What is asked = Write the material out again exactly as it stands.

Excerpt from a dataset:
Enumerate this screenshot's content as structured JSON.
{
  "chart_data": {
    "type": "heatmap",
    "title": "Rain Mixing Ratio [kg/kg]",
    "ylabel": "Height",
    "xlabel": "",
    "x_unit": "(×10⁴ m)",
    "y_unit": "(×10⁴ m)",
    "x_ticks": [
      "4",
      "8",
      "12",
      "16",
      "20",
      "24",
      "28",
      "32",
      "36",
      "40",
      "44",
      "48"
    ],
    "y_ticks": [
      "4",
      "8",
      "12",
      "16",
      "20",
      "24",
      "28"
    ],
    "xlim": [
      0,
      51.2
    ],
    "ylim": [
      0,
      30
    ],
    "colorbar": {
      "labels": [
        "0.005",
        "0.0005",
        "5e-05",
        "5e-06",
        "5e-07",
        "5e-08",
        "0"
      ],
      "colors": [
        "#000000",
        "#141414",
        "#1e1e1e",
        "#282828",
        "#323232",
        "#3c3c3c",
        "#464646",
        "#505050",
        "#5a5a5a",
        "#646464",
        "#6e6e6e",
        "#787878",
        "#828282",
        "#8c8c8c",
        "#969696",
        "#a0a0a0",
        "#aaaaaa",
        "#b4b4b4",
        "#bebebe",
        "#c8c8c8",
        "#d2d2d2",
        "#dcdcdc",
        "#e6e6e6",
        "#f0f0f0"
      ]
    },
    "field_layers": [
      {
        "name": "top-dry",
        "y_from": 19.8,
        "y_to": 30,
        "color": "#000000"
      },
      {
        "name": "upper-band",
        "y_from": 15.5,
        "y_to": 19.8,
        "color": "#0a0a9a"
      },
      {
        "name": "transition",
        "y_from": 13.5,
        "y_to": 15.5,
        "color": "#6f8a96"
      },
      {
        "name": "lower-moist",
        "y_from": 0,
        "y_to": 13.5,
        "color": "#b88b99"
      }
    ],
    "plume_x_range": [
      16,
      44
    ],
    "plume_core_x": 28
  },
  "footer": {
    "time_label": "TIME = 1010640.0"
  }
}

Answer in full =
Enumerate this screenshot's content as structured JSON.
{
  "chart_data": {
    "type": "heatmap",
    "title": "Rain Mixing Ratio [kg/kg]",
    "ylabel": "Height",
    "xlabel": "",
    "x_unit": "(×10⁴ m)",
    "y_unit": "(×10⁴ m)",
    "x_ticks": [
      "4",
      "8",
      "12",
      "16",
      "20",
      "24",
      "28",
      "32",
      "36",
      "40",
      "44",
      "48"
    ],
    "y_ticks": [
      "4",
      "8",
      "12",
      "16",
      "20",
      "24",
      "28"
    ],
    "xlim": [
      0,
      51.2
    ],
    "ylim": [
      0,
      30
    ],
    "colorbar": {
      "labels": [
        "0.005",
        "0.0005",
        "5e-05",
        "5e-06",
        "5e-07",
        "5e-08",
        "0"
      ],
      "colors": [
        "#000000",
        "#141414",
        "#1e1e1e",
        "#282828",
        "#323232",
        "#3c3c3c",
        "#464646",
        "#505050",
        "#5a5a5a",
        "#646464",
        "#6e6e6e",
        "#787878",
        "#828282",
        "#8c8c8c",
        "#969696",
        "#a0a0a0",
        "#aaaaaa",
        "#b4b4b4",
        "#bebebe",
        "#c8c8c8",
        "#d2d2d2",
        "#dcdcdc",
        "#e6e6e6",
        "#f0f0f0"
      ]
    },
    "field_layers": [
      {
        "name": "top-dry",
        "y_from": 19.8,
        "y_to": 30,
        "color": "#000000"
      },
      {
        "name": "upper-band",
        "y_from": 15.5,
        "y_to": 19.8,
        "color": "#0a0a9a"
      },
      {
        "name": "transition",
        "y_from": 13.5,
        "y_to": 15.5,
        "color": "#6f8a96"
      },
      {
        "name": "lower-moist",
        "y_from": 0,
        "y_to": 13.5,
        "color": "#b88b99"
      }
    ],
    "plume_x_range": [
      16,
      44
    ],
    "plume_core_x": 28
  },
  "footer": {
    "time_label": "TIME = 1010640.0"
  }
}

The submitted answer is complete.